-------- Record excerpts
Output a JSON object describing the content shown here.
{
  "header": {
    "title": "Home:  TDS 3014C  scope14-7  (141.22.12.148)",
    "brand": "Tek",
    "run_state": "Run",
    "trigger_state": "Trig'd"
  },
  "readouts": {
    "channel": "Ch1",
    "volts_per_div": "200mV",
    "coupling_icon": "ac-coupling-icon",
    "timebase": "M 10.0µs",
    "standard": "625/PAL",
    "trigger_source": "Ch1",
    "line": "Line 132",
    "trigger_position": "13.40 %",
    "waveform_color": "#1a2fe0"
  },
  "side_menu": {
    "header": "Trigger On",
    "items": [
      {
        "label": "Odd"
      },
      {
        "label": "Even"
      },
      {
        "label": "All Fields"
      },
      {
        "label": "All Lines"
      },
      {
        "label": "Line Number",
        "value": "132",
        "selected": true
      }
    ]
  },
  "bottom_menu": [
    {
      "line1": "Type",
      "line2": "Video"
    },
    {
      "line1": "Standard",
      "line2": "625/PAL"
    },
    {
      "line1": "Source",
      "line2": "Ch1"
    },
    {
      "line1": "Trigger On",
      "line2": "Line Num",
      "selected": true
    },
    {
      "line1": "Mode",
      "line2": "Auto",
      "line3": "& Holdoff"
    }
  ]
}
----------------
-------- Record excerpts
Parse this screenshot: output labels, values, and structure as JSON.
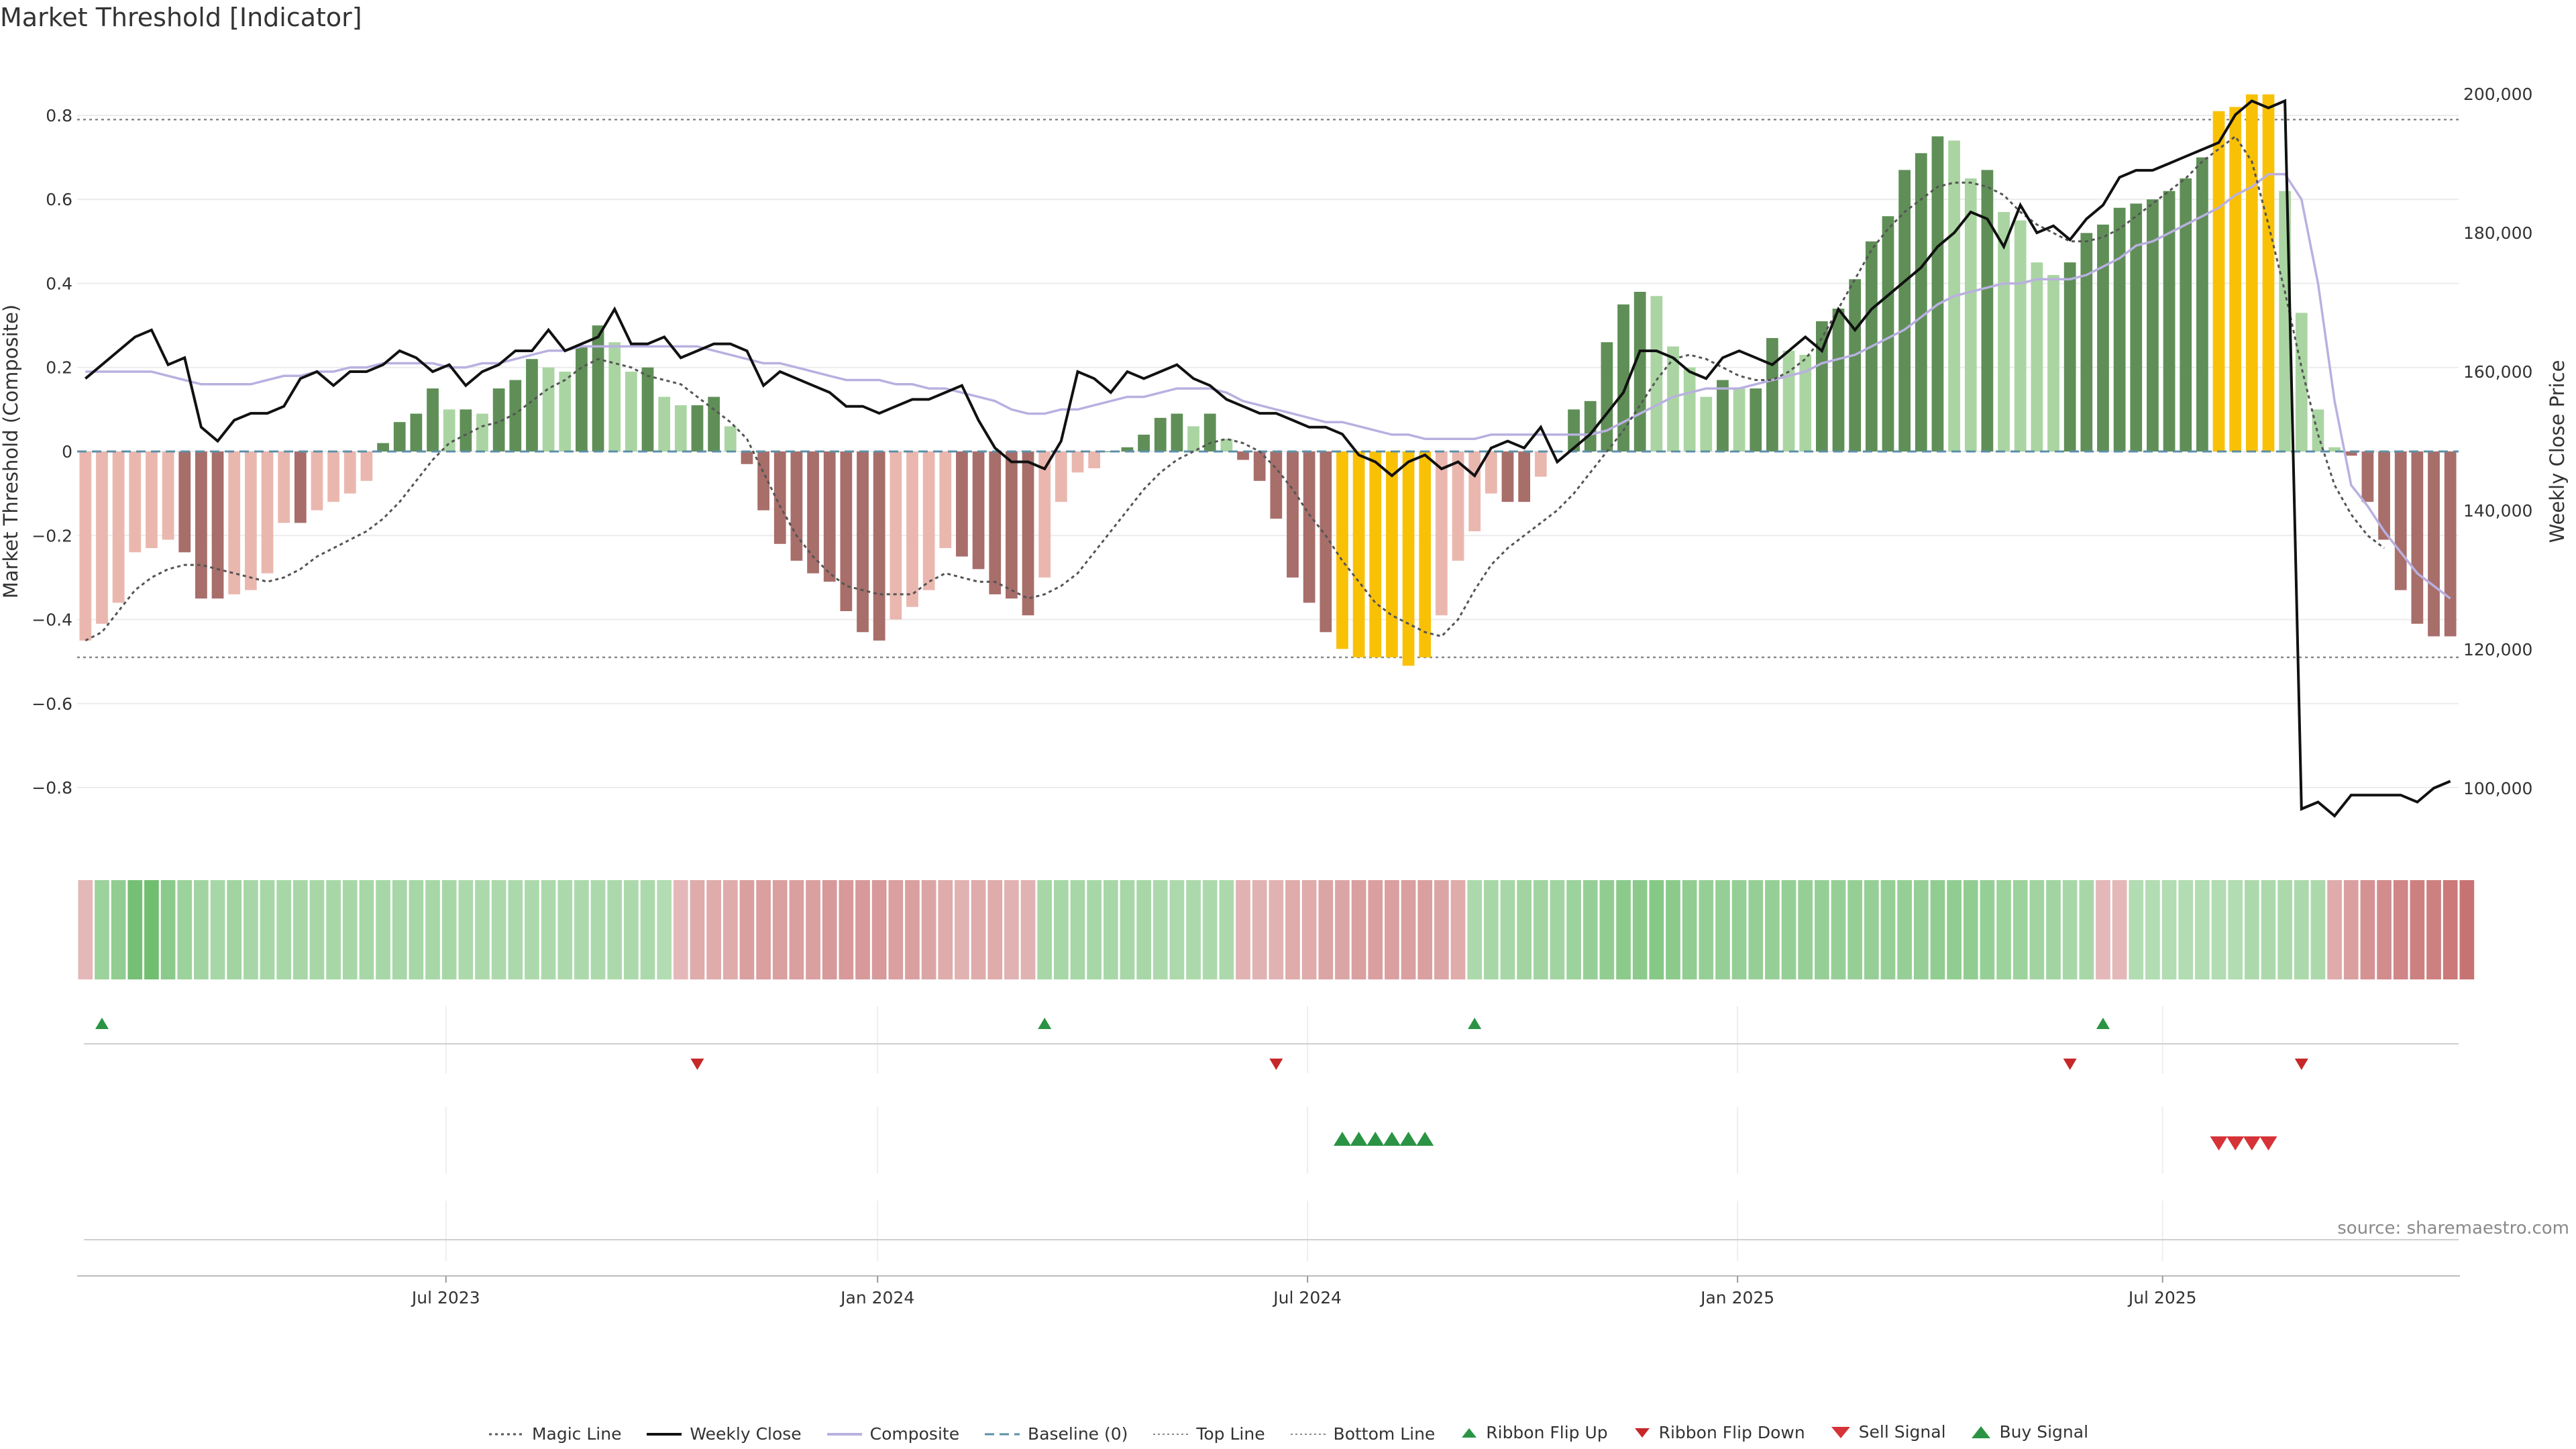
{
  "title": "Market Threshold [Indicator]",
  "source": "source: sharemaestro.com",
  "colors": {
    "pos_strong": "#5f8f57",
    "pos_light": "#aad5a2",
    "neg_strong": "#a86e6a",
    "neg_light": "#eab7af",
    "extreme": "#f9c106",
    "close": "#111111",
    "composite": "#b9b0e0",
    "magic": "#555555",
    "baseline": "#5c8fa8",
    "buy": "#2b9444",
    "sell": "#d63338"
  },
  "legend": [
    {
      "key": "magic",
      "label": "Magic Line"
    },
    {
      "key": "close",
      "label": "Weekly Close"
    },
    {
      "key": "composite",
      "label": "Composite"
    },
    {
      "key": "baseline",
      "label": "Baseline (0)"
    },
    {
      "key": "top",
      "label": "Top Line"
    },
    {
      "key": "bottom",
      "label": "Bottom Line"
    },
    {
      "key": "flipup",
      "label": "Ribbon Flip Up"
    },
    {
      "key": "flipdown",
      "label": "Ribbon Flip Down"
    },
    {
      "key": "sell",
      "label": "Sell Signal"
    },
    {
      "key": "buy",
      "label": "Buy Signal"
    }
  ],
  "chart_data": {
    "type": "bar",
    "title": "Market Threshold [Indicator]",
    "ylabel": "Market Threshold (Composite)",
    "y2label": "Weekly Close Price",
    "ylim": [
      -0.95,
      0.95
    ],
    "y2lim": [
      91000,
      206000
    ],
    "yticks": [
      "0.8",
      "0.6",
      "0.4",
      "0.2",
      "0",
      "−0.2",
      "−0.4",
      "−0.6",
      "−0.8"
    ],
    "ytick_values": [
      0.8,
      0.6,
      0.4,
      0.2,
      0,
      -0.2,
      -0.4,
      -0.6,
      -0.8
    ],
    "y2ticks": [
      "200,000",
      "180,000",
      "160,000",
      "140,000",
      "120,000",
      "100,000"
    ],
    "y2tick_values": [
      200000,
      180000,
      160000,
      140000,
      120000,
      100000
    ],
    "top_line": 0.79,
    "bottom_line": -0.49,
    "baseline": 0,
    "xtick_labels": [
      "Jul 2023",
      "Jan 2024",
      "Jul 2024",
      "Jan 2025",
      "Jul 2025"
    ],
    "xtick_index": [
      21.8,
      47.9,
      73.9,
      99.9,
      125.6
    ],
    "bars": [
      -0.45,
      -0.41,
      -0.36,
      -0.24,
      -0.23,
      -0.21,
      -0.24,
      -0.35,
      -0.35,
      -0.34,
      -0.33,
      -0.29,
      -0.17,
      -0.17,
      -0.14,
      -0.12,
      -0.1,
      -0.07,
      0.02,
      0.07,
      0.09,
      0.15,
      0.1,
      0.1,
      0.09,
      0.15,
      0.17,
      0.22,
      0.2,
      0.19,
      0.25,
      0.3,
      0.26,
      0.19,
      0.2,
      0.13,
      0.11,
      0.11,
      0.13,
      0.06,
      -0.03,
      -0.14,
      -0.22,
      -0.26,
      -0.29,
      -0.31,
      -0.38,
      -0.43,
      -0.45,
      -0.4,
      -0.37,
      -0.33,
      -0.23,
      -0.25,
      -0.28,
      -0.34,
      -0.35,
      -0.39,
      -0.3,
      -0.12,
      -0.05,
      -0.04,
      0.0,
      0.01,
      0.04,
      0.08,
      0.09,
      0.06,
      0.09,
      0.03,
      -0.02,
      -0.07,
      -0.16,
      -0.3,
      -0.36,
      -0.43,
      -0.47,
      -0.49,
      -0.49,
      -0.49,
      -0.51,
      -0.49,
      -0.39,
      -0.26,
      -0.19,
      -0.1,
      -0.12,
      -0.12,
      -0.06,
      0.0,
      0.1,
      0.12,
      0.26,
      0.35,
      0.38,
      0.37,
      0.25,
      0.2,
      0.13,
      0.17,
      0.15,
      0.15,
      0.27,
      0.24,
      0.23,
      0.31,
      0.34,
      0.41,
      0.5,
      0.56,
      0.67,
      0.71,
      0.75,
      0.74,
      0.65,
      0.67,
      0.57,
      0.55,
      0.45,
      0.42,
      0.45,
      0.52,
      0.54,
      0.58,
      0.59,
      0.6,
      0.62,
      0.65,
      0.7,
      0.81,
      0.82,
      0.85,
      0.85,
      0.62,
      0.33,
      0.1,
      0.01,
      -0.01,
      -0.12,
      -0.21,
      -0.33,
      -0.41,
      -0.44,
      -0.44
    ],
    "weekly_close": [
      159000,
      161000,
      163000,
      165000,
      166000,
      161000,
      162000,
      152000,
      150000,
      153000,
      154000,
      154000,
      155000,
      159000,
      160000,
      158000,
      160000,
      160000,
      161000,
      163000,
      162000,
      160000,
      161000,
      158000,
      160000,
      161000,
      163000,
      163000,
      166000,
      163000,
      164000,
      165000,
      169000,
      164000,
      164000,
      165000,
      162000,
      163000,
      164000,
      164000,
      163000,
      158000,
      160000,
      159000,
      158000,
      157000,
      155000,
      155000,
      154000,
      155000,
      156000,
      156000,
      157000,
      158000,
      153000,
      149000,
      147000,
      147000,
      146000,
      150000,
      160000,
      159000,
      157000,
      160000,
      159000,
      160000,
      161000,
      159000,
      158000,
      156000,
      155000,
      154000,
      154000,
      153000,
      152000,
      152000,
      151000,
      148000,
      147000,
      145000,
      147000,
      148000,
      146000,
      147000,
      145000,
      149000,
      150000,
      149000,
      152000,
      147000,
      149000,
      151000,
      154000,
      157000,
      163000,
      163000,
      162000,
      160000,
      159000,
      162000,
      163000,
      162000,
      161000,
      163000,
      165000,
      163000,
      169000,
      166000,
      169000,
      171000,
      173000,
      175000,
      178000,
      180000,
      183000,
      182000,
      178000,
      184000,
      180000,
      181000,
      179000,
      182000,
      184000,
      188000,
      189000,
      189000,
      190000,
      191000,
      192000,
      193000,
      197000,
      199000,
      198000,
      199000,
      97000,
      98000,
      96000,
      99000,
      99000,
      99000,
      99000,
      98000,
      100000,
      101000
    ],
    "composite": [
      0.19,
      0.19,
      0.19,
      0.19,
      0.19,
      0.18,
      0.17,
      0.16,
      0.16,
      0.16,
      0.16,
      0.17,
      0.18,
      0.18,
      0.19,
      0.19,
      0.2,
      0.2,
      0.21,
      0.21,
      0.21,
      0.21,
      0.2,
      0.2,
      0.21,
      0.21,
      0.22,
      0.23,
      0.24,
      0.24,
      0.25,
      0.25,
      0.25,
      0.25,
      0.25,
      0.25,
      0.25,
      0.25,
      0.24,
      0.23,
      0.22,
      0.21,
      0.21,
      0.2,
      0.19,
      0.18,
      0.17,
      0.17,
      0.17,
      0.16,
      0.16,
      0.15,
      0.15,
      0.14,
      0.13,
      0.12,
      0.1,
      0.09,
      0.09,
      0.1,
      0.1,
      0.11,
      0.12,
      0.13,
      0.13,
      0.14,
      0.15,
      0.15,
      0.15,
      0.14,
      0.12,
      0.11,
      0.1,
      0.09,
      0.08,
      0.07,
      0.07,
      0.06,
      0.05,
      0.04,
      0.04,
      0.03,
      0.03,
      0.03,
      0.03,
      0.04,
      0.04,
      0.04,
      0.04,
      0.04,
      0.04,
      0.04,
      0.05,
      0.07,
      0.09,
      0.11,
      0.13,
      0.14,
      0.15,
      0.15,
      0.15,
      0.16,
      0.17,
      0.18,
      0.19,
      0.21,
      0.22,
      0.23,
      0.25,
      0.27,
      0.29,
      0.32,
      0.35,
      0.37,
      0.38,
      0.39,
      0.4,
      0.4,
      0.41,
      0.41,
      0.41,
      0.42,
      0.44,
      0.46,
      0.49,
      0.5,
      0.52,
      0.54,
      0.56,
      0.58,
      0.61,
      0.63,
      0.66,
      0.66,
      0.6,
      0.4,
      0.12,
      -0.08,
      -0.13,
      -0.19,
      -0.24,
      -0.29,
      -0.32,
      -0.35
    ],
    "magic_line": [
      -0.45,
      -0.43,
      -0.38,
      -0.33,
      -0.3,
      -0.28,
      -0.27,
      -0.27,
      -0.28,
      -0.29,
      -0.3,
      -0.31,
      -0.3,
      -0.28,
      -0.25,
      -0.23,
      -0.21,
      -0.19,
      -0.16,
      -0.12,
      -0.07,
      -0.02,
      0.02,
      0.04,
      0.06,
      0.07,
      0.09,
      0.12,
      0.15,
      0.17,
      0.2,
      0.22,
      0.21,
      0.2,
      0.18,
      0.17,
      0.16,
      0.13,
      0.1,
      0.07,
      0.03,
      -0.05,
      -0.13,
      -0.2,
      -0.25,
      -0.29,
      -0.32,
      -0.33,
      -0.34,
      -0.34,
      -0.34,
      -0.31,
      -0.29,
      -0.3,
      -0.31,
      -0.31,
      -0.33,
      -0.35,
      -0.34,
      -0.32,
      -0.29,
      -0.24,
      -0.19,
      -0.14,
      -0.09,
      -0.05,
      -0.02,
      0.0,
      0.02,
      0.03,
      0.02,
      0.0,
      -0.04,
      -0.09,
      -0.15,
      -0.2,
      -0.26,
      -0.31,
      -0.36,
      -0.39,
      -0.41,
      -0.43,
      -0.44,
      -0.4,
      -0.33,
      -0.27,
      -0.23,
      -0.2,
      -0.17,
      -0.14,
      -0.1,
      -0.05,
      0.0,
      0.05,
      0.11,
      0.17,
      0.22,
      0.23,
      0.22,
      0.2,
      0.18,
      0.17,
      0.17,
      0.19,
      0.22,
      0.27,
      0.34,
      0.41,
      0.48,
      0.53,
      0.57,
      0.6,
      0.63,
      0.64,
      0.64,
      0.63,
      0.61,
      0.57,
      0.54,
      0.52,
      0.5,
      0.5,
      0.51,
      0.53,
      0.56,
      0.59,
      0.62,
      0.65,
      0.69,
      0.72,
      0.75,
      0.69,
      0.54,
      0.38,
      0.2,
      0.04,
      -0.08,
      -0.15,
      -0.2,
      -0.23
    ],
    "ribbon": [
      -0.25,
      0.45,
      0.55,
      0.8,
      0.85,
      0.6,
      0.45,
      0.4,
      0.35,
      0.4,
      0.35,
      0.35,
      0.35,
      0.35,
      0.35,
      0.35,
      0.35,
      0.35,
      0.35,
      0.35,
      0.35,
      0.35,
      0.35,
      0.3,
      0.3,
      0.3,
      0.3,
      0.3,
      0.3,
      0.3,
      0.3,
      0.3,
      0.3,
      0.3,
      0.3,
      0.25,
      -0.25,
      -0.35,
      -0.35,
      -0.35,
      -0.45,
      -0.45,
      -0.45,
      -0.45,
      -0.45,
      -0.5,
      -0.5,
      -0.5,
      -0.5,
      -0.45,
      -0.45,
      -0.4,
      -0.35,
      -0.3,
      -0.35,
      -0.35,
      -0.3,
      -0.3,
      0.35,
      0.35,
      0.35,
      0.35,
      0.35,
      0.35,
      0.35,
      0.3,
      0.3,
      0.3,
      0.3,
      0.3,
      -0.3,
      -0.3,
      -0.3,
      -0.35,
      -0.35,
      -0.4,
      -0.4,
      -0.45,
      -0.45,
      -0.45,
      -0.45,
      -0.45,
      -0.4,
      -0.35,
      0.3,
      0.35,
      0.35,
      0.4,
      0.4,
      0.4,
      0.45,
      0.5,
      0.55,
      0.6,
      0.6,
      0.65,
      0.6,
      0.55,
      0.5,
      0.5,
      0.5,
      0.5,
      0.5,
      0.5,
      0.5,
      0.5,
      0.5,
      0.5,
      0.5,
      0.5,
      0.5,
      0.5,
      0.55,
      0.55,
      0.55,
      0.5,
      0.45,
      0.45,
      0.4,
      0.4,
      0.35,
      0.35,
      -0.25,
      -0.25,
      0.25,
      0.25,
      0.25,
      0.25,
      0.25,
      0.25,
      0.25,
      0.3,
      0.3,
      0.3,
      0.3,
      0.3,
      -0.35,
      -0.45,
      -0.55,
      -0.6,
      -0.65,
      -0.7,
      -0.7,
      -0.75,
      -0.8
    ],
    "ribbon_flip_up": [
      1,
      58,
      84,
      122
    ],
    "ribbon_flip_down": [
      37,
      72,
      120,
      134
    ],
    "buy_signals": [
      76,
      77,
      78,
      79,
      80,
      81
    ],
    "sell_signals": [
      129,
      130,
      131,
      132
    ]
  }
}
----------------
Check each line above for the word "title" and say how many have it, with nothing else.

Response: 3